--- start ---
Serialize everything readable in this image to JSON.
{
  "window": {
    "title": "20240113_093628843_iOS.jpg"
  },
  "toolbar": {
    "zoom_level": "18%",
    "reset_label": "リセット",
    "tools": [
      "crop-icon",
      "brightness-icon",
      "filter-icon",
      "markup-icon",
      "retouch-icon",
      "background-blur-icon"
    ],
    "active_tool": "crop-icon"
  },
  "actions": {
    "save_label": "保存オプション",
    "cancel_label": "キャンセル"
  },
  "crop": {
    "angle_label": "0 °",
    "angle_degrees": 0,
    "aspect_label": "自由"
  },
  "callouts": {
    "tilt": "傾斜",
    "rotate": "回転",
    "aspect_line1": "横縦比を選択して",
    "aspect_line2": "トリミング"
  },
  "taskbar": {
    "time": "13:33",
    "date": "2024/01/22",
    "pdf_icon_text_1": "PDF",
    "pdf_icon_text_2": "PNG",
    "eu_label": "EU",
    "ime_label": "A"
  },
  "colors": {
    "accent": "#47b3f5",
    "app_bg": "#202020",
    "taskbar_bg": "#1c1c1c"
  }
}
--- end ---
Repeat the material above in full, exactly as it stands.

▸ WORKED SOLUTION:
Serialize everything readable in this image to JSON.
{
  "window": {
    "title": "20240113_093628843_iOS.jpg"
  },
  "toolbar": {
    "zoom_level": "18%",
    "reset_label": "リセット",
    "tools": [
      "crop-icon",
      "brightness-icon",
      "filter-icon",
      "markup-icon",
      "retouch-icon",
      "background-blur-icon"
    ],
    "active_tool": "crop-icon"
  },
  "actions": {
    "save_label": "保存オプション",
    "cancel_label": "キャンセル"
  },
  "crop": {
    "angle_label": "0 °",
    "angle_degrees": 0,
    "aspect_label": "自由"
  },
  "callouts": {
    "tilt": "傾斜",
    "rotate": "回転",
    "aspect_line1": "横縦比を選択して",
    "aspect_line2": "トリミング"
  },
  "taskbar": {
    "time": "13:33",
    "date": "2024/01/22",
    "pdf_icon_text_1": "PDF",
    "pdf_icon_text_2": "PNG",
    "eu_label": "EU",
    "ime_label": "A"
  },
  "colors": {
    "accent": "#47b3f5",
    "app_bg": "#202020",
    "taskbar_bg": "#1c1c1c"
  }
}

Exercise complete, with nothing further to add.